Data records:
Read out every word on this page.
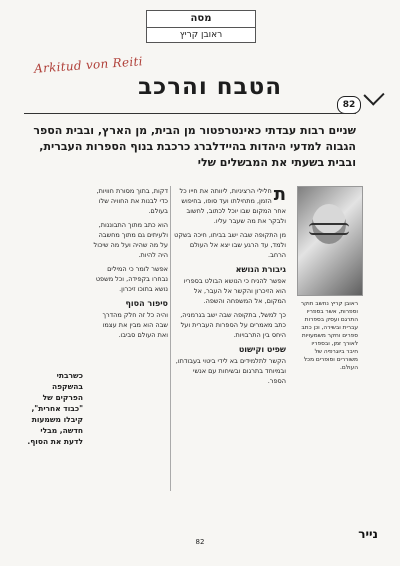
מסה
ראובן קריץ
Arkitud von Reiti
הטבח והרכב
82
שניים רבות עבדתי כאינטרפטור מן הבית, מן הארץ, ובבית הספר הגבוה למדעי היהדות בהיידלברג כרכבת בנוף הספרות העברית, ובבית בשעתי את המבשלים שלי
ראובן קריץ נחשב חוקר וספרות, אשר בספריו התרגם ועסק בספרות עברית ובשירה, וכן כתב ספרים וחקר משמעויות לאורך זמן, ובספריו חיבר ביוגרפיה של משוררים וסופרים מכל העולם.

ת
חלילי הרציניות, ליוותה את חייו כל הזמן, מתחילתו ועד סופו, בחיפוש אחר המקום שבו יוכל לכתוב, לחשוב ולבקר את מה שעבר עליו.

מן התקופה שבה ישב בביתו, חיכה בשקט ולמד, עד הרגע שבו יצא אל העולם הרחב.

גיבורת הנושא

אפשר להניח כי הנושא הבולט בספריו הוא הזיכרון והקשר אל העבר, אל המקום, אל המשפחה והשפה.

כך למשל, בתקופה שבה ישב בגרמניה, כתב מאמרים על הספרות העברית ועל היחס בין התרבויות.

שפיט וקישוט

הקשר לתלמידים בא לידי ביטוי בעבודתו, ובמיוחד בתרגום ובשיחות עם אנשי הספר.

דקות, בתוך מסורת חוויות, כדי לבנות את החוויה שלו בעולם.

הוא כתב מתוך התבוננות, ולעיתים גם מתוך מחשבה על מה שהיה ועל מה שיכול היה להיות.

אפשר לומר כי המילים נבחרו בקפידה, וכל משפט נושא בתוכו זיכרון.

סיפור הסוף

והיה כל זה חלק מהדרך שבה הוא מבין את עצמו ואת העולם סביבו.

כשרבתי בהשקפה הפרקים של "כבוד אחרית", קיבלו משמעות חדשה, מבלי לדעת את הסוף.
נייר
82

Exercise brief
Find out how many lines in the listing contain the string "קריץ". Give the number alone.

Exercise result
2